## EXERCISE PROMPT
Copy each line below in which the string "colors" occurs.

## RECORD SET
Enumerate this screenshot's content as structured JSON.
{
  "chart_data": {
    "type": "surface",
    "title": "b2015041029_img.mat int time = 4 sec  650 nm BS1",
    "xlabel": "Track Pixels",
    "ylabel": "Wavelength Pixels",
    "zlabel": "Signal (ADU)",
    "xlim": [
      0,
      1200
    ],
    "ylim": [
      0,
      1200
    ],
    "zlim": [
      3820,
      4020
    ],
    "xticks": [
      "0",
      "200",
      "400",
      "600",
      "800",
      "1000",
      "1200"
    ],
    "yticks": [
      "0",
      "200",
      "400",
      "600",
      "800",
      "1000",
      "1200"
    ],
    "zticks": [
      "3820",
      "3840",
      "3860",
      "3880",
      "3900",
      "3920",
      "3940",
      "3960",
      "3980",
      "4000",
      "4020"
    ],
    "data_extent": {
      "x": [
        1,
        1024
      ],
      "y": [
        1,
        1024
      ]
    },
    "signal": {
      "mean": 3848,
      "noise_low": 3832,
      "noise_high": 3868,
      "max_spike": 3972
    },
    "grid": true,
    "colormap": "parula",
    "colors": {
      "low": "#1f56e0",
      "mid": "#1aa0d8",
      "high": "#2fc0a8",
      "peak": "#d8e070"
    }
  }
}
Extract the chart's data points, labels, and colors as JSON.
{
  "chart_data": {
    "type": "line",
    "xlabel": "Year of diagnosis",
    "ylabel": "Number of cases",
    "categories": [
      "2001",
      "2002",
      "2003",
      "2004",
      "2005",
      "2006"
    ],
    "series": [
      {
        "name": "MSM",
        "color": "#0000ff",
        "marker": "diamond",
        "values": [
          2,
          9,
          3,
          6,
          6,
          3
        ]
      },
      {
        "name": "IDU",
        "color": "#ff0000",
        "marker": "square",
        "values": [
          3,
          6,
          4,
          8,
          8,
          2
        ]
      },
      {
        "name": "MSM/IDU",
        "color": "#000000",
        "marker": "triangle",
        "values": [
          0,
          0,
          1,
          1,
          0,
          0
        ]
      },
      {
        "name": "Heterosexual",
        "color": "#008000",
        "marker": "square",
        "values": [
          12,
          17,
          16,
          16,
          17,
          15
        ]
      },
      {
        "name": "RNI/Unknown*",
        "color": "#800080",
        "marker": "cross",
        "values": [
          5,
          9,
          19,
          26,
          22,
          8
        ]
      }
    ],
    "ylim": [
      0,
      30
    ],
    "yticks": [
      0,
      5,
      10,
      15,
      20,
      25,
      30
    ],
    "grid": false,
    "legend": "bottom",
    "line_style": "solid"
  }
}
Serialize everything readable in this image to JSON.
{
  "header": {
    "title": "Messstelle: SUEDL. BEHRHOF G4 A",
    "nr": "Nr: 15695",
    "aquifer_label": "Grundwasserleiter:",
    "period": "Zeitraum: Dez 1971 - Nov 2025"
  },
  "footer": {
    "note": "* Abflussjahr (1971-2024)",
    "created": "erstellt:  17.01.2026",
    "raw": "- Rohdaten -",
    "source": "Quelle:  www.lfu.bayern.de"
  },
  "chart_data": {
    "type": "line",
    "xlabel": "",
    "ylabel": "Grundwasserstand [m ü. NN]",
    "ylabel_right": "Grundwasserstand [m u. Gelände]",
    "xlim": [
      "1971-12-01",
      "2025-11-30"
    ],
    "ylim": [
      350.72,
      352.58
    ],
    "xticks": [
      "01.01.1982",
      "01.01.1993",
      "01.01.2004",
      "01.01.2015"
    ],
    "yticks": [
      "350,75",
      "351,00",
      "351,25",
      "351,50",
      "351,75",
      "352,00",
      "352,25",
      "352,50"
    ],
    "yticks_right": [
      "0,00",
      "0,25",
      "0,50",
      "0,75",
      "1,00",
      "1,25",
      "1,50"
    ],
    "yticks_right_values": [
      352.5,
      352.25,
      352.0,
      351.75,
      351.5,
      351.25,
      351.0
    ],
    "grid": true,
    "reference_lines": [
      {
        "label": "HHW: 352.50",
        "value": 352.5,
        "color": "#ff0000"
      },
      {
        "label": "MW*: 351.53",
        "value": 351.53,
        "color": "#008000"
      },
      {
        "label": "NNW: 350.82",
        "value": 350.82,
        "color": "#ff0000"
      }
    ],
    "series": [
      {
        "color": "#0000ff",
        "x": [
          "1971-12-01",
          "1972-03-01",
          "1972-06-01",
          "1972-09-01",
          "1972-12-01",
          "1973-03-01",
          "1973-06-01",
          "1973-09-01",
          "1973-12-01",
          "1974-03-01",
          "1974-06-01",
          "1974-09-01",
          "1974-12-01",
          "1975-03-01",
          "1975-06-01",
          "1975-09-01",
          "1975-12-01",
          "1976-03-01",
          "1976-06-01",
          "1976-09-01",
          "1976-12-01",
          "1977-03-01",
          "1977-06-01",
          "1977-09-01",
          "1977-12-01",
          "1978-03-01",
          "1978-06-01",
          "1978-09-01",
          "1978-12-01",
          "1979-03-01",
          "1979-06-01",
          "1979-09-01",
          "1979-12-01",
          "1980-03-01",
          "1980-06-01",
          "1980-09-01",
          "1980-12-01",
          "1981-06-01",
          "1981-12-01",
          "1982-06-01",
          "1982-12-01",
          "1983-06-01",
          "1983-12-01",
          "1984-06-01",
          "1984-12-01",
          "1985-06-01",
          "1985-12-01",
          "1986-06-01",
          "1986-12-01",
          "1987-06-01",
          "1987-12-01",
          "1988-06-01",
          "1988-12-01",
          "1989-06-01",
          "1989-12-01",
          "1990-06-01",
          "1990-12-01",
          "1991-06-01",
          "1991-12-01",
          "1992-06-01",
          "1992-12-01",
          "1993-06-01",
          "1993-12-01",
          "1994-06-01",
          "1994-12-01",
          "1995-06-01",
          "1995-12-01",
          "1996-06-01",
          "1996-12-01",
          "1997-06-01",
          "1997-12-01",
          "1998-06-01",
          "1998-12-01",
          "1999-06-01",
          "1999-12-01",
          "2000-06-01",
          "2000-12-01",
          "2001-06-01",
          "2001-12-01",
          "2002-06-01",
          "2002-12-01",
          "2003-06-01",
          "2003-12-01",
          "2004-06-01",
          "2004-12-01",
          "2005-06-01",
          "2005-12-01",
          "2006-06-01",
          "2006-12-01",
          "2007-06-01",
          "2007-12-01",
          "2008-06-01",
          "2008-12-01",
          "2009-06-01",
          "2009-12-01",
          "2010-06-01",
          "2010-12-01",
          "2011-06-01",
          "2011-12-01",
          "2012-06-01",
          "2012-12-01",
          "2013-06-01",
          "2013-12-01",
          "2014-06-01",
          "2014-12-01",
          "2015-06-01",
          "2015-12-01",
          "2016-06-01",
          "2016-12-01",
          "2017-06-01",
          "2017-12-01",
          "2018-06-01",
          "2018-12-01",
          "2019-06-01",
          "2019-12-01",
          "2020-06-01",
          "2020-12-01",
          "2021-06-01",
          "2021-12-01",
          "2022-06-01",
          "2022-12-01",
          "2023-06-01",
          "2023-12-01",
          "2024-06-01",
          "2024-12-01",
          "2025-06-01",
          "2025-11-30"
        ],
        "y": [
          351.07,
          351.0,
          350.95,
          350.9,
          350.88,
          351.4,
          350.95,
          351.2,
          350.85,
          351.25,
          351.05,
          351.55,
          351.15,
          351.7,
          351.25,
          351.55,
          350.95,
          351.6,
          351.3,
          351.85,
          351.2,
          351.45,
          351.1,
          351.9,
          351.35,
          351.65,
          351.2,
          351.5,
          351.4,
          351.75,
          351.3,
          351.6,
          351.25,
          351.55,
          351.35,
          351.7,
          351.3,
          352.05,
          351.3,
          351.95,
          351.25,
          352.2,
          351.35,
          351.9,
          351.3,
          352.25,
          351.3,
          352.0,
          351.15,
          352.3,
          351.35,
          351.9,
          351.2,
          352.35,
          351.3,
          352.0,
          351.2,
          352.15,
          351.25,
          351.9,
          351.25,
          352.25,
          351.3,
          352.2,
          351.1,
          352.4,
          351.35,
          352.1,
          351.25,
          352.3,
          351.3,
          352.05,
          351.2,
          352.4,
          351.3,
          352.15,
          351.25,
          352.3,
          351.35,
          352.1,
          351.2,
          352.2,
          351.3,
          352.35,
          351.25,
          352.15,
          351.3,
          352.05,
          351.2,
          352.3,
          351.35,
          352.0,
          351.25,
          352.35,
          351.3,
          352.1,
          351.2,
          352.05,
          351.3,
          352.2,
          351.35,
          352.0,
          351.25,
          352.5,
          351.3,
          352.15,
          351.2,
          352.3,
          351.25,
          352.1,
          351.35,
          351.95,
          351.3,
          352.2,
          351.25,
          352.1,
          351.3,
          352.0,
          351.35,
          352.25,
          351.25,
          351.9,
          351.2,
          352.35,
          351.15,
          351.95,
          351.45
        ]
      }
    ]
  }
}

## COMPLETE ANSWER
    "colors": {
Extract the chart's data points, labels, and colors as JSON.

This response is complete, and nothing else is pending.